A block of data
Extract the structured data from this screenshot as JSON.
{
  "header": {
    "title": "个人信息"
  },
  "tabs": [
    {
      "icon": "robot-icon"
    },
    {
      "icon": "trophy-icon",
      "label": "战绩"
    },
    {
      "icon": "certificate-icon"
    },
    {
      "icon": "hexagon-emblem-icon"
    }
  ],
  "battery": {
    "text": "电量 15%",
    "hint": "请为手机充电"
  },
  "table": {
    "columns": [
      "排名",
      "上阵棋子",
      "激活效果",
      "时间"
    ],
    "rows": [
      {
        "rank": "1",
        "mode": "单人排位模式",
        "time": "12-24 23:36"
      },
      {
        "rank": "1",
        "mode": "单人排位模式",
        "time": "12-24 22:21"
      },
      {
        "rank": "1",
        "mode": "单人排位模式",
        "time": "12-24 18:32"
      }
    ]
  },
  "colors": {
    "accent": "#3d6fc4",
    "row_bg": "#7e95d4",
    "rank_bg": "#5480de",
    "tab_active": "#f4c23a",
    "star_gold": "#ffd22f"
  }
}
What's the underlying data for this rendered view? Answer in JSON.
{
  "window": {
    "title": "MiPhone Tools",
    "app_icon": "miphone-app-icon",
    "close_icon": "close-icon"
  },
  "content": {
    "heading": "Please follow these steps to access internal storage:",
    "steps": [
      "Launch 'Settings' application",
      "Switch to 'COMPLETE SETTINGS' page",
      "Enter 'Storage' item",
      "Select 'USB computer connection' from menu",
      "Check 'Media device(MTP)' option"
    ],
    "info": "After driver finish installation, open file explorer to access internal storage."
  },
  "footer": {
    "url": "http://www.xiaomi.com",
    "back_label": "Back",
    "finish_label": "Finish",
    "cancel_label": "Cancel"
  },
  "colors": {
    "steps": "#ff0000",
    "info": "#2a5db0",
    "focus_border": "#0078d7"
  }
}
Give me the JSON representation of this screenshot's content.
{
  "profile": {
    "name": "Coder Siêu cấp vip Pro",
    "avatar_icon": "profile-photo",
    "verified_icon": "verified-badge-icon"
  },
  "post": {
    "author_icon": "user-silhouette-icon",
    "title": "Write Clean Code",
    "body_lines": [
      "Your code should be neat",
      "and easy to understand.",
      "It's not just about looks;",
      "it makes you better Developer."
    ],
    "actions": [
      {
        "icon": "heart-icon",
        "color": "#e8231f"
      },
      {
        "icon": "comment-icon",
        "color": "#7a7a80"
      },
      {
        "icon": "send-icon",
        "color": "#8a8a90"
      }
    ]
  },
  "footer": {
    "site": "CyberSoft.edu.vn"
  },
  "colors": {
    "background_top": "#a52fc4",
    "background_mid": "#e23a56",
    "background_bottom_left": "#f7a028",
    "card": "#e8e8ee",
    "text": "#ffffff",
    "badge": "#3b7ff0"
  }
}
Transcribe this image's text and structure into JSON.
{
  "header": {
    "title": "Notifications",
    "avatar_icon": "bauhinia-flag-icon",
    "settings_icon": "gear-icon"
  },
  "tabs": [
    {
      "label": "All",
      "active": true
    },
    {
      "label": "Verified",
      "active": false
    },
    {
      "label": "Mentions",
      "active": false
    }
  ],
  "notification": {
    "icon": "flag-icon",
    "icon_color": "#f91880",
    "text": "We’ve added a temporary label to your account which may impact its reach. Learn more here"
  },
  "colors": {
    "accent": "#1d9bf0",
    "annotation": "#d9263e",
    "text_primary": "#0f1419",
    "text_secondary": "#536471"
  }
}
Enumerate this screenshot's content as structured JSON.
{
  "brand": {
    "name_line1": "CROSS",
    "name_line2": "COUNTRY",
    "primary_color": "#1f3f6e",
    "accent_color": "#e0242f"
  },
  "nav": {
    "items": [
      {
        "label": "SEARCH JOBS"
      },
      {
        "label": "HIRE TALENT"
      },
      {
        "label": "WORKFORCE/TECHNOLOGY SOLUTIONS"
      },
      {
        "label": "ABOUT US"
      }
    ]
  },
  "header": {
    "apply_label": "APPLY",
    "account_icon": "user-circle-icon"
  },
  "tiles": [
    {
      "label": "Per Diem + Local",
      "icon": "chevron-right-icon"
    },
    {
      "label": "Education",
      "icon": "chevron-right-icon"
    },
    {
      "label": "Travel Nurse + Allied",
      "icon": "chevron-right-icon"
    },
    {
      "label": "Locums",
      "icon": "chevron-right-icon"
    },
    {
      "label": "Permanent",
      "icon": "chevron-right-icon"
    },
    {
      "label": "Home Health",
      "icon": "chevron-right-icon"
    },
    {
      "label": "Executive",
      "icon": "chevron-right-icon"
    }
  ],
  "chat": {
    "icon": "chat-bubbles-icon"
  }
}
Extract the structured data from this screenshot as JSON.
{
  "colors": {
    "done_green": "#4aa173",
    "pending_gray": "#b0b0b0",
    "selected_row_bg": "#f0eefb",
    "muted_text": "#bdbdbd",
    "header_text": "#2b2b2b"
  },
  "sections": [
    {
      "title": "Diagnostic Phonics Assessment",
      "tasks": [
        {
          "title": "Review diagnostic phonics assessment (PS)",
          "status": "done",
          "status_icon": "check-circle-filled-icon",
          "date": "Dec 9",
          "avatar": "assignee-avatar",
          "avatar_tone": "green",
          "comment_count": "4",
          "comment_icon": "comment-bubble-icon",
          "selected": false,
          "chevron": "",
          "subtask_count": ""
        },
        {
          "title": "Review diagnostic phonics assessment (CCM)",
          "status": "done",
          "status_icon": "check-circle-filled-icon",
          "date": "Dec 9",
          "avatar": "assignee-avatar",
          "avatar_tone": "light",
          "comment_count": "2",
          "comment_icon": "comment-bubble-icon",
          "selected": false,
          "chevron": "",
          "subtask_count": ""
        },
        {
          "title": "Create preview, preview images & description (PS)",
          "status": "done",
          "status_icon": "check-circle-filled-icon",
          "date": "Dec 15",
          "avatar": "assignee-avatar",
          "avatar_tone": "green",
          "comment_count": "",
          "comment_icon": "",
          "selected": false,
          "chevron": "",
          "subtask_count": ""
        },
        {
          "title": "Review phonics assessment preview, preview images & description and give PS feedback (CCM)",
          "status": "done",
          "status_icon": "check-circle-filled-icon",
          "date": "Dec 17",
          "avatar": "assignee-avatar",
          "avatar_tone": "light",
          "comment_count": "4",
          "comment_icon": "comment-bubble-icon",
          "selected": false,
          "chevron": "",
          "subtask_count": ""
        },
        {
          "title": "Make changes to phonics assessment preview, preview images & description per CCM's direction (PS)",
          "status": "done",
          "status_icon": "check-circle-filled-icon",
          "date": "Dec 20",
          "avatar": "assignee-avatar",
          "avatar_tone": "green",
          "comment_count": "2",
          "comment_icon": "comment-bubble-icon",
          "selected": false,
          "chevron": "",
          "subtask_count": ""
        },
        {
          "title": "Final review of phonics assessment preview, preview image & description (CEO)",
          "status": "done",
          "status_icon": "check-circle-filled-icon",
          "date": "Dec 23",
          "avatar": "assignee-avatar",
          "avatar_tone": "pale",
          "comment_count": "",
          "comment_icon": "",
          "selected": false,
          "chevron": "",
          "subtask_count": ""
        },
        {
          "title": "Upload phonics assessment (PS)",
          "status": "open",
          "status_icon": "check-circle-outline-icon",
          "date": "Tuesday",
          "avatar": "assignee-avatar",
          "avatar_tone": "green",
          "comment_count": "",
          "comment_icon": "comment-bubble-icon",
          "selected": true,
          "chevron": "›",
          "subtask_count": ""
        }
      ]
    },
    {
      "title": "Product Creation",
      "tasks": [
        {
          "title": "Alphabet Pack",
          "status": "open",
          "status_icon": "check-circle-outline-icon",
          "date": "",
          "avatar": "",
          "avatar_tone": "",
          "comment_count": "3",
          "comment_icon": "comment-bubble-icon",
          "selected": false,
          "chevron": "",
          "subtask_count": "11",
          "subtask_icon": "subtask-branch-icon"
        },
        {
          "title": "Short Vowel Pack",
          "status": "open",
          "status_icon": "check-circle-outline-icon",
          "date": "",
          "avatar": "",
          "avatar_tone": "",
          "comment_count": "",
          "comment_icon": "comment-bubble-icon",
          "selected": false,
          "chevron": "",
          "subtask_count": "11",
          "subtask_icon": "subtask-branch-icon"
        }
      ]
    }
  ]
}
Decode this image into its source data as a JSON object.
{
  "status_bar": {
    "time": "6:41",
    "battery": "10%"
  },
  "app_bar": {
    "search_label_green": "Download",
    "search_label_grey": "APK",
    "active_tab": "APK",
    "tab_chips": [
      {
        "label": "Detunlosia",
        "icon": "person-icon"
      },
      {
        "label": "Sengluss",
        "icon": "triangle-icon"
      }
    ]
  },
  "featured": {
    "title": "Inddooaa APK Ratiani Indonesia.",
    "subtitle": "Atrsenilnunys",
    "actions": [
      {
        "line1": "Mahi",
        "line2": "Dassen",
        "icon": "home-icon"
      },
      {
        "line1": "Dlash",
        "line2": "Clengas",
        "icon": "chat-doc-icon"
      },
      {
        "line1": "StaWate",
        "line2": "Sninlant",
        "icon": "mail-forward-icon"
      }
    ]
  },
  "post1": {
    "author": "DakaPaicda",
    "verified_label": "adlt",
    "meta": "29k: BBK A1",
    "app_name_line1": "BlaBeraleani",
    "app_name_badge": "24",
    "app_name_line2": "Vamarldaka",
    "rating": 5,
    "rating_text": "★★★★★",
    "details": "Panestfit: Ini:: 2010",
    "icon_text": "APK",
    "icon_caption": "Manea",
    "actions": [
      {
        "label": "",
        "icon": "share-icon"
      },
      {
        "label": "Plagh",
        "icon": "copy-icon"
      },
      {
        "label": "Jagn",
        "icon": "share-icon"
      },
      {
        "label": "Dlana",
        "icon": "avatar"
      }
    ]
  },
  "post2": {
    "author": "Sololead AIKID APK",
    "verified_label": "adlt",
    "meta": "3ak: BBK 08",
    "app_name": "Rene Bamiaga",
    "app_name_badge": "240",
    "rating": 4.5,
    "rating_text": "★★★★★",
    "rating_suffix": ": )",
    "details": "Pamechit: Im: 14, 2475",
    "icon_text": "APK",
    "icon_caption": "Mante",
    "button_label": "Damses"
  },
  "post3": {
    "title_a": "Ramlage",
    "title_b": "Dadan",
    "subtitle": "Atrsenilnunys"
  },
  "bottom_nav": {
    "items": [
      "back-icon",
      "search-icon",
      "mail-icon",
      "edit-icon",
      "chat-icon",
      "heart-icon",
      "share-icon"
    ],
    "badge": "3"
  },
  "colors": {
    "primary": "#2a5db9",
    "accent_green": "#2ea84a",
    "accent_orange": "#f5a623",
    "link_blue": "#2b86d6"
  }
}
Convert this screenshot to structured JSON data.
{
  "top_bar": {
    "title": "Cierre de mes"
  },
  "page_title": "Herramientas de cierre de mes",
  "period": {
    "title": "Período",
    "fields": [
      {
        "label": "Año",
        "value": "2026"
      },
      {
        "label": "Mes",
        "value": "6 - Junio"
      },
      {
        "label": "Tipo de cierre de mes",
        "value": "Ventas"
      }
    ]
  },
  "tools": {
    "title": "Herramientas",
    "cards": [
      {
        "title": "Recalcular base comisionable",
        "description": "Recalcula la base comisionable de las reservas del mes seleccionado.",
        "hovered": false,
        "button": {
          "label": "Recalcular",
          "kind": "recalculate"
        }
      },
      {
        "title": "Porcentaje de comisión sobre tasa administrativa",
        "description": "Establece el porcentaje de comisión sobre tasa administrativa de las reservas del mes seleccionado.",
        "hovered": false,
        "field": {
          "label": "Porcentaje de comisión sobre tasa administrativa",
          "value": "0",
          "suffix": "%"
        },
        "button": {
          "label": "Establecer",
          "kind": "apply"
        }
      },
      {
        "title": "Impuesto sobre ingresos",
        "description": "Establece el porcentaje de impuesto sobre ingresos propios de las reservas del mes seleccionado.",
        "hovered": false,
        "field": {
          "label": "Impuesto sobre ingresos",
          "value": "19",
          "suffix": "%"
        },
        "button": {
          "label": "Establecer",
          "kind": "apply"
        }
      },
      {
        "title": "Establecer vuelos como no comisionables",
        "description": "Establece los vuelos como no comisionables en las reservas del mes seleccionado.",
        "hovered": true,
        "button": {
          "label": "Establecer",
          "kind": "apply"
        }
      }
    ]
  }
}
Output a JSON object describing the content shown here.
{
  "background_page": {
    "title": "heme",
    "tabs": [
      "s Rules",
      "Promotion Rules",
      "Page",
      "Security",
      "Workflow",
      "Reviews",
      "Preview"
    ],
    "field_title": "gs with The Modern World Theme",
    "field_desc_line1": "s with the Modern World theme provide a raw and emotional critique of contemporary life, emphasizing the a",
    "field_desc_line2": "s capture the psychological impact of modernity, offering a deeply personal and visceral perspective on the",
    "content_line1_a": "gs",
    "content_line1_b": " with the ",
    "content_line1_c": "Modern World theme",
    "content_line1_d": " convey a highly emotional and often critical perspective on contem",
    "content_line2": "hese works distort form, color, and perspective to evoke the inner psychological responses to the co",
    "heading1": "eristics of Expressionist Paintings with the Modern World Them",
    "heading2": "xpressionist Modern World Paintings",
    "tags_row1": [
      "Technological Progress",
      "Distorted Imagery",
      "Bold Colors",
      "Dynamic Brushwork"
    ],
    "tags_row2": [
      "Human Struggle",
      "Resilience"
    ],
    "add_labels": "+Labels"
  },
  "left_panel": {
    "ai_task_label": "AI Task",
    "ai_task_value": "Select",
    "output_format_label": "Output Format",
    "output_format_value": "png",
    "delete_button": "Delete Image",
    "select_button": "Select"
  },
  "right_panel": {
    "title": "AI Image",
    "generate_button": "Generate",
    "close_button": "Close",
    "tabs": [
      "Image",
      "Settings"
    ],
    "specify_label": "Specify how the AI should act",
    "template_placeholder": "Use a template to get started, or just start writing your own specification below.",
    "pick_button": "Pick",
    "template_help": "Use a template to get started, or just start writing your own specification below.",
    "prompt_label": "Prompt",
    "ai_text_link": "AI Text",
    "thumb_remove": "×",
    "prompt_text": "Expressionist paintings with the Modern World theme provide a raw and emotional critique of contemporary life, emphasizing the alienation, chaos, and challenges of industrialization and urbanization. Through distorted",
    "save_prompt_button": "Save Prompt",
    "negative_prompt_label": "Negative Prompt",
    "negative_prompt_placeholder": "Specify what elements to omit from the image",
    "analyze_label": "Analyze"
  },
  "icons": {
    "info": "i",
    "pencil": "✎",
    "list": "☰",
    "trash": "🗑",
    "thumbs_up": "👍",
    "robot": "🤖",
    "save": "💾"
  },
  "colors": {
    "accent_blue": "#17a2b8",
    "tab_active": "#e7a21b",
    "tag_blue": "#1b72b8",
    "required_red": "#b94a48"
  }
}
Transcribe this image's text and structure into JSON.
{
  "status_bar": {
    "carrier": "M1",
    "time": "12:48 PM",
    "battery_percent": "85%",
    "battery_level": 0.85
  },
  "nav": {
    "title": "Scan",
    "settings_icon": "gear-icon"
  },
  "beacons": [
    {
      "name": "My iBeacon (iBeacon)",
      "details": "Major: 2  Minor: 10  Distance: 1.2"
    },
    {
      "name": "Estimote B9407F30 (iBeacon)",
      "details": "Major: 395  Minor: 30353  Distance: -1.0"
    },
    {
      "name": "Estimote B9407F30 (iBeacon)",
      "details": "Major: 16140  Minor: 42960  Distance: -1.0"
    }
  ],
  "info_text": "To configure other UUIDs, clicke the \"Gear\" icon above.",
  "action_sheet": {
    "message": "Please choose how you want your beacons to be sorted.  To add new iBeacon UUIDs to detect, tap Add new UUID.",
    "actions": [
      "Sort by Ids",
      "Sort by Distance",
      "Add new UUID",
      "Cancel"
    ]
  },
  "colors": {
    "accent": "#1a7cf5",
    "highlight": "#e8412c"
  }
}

* **Written problem**
Within the data above, pick out all lines holding the word "chat".

* **Task solution**
  "chat": {
    "icon": "chat-bubbles-icon"
        "icon": "chat-doc-icon"
      "chat-icon",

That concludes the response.